_YOUR TASK_
Your task is to extract every entry that follows word for word while excluding the pictures.

__________________________________________________

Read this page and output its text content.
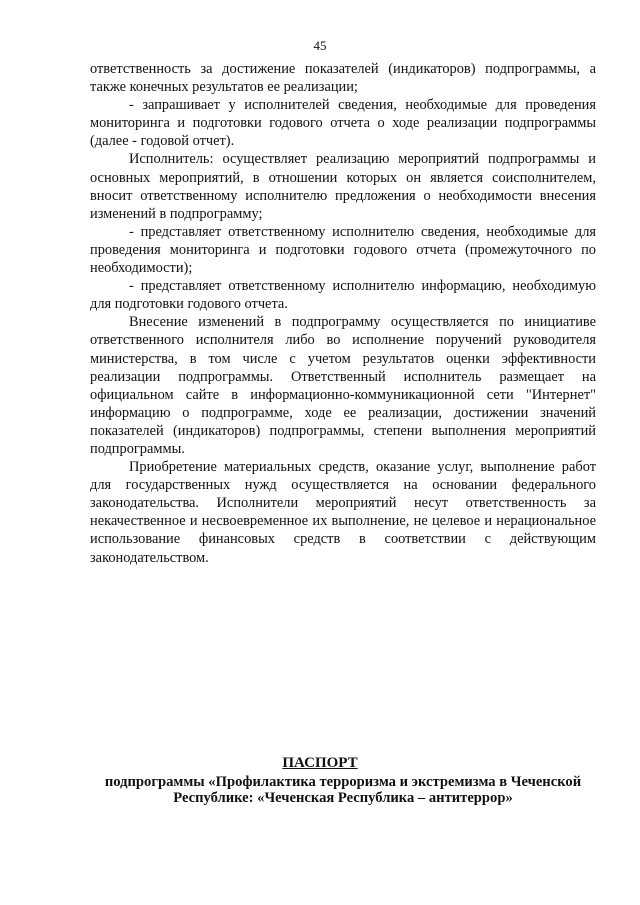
45

ответственность за достижение показателей (индикаторов) подпрограммы, а также конечных результатов ее реализации;

- запрашивает у исполнителей сведения, необходимые для проведения мониторинга и подготовки годового отчета о ходе реализации подпрограммы (далее - годовой отчет).

Исполнитель: осуществляет реализацию мероприятий подпрограммы и основных мероприятий, в отношении которых он является соисполнителем, вносит ответственному исполнителю предложения о необходимости внесения изменений в подпрограмму;

- представляет ответственному исполнителю сведения, необходимые для проведения мониторинга и подготовки годового отчета (промежуточного по необходимости);

- представляет ответственному исполнителю информацию, необходимую для подготовки годового отчета.

Внесение изменений в подпрограмму осуществляется по инициативе ответственного исполнителя либо во исполнение поручений руководителя министерства, в том числе с учетом результатов оценки эффективности реализации подпрограммы. Ответственный исполнитель размещает на официальном сайте в информационно-коммуникационной сети "Интернет" информацию о подпрограмме, ходе ее реализации, достижении значений показателей (индикаторов) подпрограммы, степени выполнения мероприятий подпрограммы.

Приобретение материальных средств, оказание услуг, выполнение работ для государственных нужд осуществляется на основании федерального законодательства. Исполнители мероприятий несут ответственность за некачественное и несвоевременное их выполнение, не целевое и нерациональное использование финансовых средств в соответствии с действующим законодательством.

ПАСПОРТ
подпрограммы «Профилактика терроризма и экстремизма в Чеченской Республике: «Чеченская Республика – антитеррор»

__________________________________________________

_FINAL RESULT_
Read this page and output its text content.
45

ответственность за достижение показателей (индикаторов) подпрограммы, а также конечных результатов ее реализации;

- запрашивает у исполнителей сведения, необходимые для проведения мониторинга и подготовки годового отчета о ходе реализации подпрограммы (далее - годовой отчет).

Исполнитель: осуществляет реализацию мероприятий подпрограммы и основных мероприятий, в отношении которых он является соисполнителем, вносит ответственному исполнителю предложения о необходимости внесения изменений в подпрограмму;

- представляет ответственному исполнителю сведения, необходимые для проведения мониторинга и подготовки годового отчета (промежуточного по необходимости);

- представляет ответственному исполнителю информацию, необходимую для подготовки годового отчета.

Внесение изменений в подпрограмму осуществляется по инициативе ответственного исполнителя либо во исполнение поручений руководителя министерства, в том числе с учетом результатов оценки эффективности реализации подпрограммы. Ответственный исполнитель размещает на официальном сайте в информационно-коммуникационной сети "Интернет" информацию о подпрограмме, ходе ее реализации, достижении значений показателей (индикаторов) подпрограммы, степени выполнения мероприятий подпрограммы.

Приобретение материальных средств, оказание услуг, выполнение работ для государственных нужд осуществляется на основании федерального законодательства. Исполнители мероприятий несут ответственность за некачественное и несвоевременное их выполнение, не целевое и нерациональное использование финансовых средств в соответствии с действующим законодательством.

ПАСПОРТ
подпрограммы «Профилактика терроризма и экстремизма в Чеченской Республике: «Чеченская Республика – антитеррор»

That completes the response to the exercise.